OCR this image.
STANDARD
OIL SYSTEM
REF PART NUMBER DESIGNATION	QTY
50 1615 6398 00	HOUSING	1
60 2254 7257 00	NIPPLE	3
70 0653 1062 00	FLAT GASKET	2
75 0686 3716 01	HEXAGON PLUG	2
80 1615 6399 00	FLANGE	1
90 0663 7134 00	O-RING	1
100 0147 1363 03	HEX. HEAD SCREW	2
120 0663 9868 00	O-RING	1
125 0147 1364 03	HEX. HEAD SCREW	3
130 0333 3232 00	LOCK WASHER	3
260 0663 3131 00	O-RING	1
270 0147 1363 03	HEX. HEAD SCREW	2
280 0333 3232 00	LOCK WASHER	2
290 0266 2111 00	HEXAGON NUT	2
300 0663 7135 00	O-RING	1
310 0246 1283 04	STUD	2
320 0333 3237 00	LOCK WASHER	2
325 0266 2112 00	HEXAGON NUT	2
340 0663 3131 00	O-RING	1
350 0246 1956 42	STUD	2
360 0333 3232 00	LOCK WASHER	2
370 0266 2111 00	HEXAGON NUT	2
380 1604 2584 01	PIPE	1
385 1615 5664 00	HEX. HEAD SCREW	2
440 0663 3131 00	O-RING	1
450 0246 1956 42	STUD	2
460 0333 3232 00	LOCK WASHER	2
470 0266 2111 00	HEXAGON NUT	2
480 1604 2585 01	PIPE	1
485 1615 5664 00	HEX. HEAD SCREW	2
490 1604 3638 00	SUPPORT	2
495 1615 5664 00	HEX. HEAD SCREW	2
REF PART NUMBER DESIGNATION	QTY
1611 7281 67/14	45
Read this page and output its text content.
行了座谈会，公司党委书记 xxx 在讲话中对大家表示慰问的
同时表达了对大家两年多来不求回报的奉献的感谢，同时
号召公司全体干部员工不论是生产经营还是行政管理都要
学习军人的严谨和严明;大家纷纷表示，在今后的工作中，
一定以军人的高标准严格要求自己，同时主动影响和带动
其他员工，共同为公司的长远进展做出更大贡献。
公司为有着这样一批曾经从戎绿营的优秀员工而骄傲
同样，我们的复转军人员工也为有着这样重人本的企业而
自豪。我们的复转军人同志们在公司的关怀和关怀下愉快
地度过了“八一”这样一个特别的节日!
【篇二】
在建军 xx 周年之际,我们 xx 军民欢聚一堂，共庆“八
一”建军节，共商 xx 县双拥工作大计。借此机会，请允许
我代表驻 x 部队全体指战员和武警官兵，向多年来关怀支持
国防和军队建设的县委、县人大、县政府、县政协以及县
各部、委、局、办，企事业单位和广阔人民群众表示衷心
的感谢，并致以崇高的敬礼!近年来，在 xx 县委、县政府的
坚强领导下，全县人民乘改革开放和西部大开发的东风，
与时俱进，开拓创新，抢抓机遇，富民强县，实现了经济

### STATED PROBLEM
Look through the data above. Each line containing the word "LOCK" needs to be copied.

### TASK ANSWER
130 0333 3232 00	LOCK WASHER	3
280 0333 3232 00	LOCK WASHER	2
320 0333 3237 00	LOCK WASHER	2
360 0333 3232 00	LOCK WASHER	2
460 0333 3232 00	LOCK WASHER	2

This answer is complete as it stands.